** Begin **

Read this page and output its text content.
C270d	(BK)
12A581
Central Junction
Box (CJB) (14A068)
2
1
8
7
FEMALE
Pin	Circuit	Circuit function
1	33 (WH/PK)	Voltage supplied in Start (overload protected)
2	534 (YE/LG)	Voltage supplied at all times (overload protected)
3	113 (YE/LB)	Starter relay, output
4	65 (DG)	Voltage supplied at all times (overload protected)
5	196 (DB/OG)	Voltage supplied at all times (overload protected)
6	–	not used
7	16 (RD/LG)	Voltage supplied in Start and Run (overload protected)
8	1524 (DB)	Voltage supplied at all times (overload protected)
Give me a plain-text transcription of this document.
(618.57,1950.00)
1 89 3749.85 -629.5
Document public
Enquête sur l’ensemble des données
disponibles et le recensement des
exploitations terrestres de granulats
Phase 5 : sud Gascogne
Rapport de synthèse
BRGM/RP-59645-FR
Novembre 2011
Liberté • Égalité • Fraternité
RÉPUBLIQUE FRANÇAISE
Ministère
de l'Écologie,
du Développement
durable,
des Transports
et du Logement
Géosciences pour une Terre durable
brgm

** End **

- _WORK TO COMPLETE_:
Every entry in the listing must be retyped exactly.

- _EXERCISE ANSWER_:
Read this page and output its text content.
C270d	(BK)
12A581
Central Junction
Box (CJB) (14A068)
2
1
8
7
FEMALE
Pin	Circuit	Circuit function
1	33 (WH/PK)	Voltage supplied in Start (overload protected)
2	534 (YE/LG)	Voltage supplied at all times (overload protected)
3	113 (YE/LB)	Starter relay, output
4	65 (DG)	Voltage supplied at all times (overload protected)
5	196 (DB/OG)	Voltage supplied at all times (overload protected)
6	–	not used
7	16 (RD/LG)	Voltage supplied in Start and Run (overload protected)
8	1524 (DB)	Voltage supplied at all times (overload protected)
Give me a plain-text transcription of this document.
(618.57,1950.00)
1 89 3749.85 -629.5
Document public
Enquête sur l’ensemble des données
disponibles et le recensement des
exploitations terrestres de granulats
Phase 5 : sud Gascogne
Rapport de synthèse
BRGM/RP-59645-FR
Novembre 2011
Liberté • Égalité • Fraternité
RÉPUBLIQUE FRANÇAISE
Ministère
de l'Écologie,
du Développement
durable,
des Transports
et du Logement
Géosciences pour une Terre durable
brgm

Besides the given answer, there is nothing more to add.